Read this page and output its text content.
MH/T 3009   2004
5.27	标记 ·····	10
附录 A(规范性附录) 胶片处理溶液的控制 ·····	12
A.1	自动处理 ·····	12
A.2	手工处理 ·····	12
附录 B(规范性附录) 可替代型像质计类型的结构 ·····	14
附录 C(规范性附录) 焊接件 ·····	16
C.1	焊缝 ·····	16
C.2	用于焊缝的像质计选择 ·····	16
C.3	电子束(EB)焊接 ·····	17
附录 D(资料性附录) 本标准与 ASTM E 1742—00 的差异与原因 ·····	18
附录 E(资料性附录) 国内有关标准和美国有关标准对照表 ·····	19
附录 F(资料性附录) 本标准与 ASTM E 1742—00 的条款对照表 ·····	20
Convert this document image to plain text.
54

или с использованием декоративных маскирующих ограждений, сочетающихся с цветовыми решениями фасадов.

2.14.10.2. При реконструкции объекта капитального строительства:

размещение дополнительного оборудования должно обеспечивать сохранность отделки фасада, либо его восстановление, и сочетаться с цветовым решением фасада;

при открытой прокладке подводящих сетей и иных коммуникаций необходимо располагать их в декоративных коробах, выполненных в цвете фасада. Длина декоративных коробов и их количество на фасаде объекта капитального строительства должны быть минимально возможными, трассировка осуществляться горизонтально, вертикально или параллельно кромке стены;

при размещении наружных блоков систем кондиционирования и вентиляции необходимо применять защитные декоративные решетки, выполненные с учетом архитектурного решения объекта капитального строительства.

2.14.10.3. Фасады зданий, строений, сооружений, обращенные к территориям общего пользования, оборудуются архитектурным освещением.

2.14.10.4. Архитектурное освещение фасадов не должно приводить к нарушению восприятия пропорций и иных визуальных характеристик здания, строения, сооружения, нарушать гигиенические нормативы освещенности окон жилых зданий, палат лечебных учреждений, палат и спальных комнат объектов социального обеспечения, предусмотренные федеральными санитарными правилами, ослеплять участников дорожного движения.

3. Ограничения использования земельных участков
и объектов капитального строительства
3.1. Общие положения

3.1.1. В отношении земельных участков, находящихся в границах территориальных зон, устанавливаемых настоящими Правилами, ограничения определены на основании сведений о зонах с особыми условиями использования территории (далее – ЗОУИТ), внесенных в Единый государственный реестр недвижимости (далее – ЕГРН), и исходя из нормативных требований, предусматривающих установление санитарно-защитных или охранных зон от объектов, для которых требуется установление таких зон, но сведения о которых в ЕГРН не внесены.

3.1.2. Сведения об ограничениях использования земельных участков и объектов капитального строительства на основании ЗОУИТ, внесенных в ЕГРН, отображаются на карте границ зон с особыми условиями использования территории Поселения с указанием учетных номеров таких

··········

• _SET EXERCISE_: Copy out each line above, character for character.

• _RESPONSE TO THE EXERCISE_:
Read this page and output its text content.
MH/T 3009   2004
5.27	标记 ·····	10
附录 A(规范性附录) 胶片处理溶液的控制 ·····	12
A.1	自动处理 ·····	12
A.2	手工处理 ·····	12
附录 B(规范性附录) 可替代型像质计类型的结构 ·····	14
附录 C(规范性附录) 焊接件 ·····	16
C.1	焊缝 ·····	16
C.2	用于焊缝的像质计选择 ·····	16
C.3	电子束(EB)焊接 ·····	17
附录 D(资料性附录) 本标准与 ASTM E 1742—00 的差异与原因 ·····	18
附录 E(资料性附录) 国内有关标准和美国有关标准对照表 ·····	19
附录 F(资料性附录) 本标准与 ASTM E 1742—00 的条款对照表 ·····	20
Convert this document image to plain text.
54

или с использованием декоративных маскирующих ограждений, сочетающихся с цветовыми решениями фасадов.

2.14.10.2. При реконструкции объекта капитального строительства:

размещение дополнительного оборудования должно обеспечивать сохранность отделки фасада, либо его восстановление, и сочетаться с цветовым решением фасада;

при открытой прокладке подводящих сетей и иных коммуникаций необходимо располагать их в декоративных коробах, выполненных в цвете фасада. Длина декоративных коробов и их количество на фасаде объекта капитального строительства должны быть минимально возможными, трассировка осуществляться горизонтально, вертикально или параллельно кромке стены;

при размещении наружных блоков систем кондиционирования и вентиляции необходимо применять защитные декоративные решетки, выполненные с учетом архитектурного решения объекта капитального строительства.

2.14.10.3. Фасады зданий, строений, сооружений, обращенные к территориям общего пользования, оборудуются архитектурным освещением.

2.14.10.4. Архитектурное освещение фасадов не должно приводить к нарушению восприятия пропорций и иных визуальных характеристик здания, строения, сооружения, нарушать гигиенические нормативы освещенности окон жилых зданий, палат лечебных учреждений, палат и спальных комнат объектов социального обеспечения, предусмотренные федеральными санитарными правилами, ослеплять участников дорожного движения.

3. Ограничения использования земельных участков
и объектов капитального строительства
3.1. Общие положения

3.1.1. В отношении земельных участков, находящихся в границах территориальных зон, устанавливаемых настоящими Правилами, ограничения определены на основании сведений о зонах с особыми условиями использования территории (далее – ЗОУИТ), внесенных в Единый государственный реестр недвижимости (далее – ЕГРН), и исходя из нормативных требований, предусматривающих установление санитарно-защитных или охранных зон от объектов, для которых требуется установление таких зон, но сведения о которых в ЕГРН не внесены.

3.1.2. Сведения об ограничениях использования земельных участков и объектов капитального строительства на основании ЗОУИТ, внесенных в ЕГРН, отображаются на карте границ зон с особыми условиями использования территории Поселения с указанием учетных номеров таких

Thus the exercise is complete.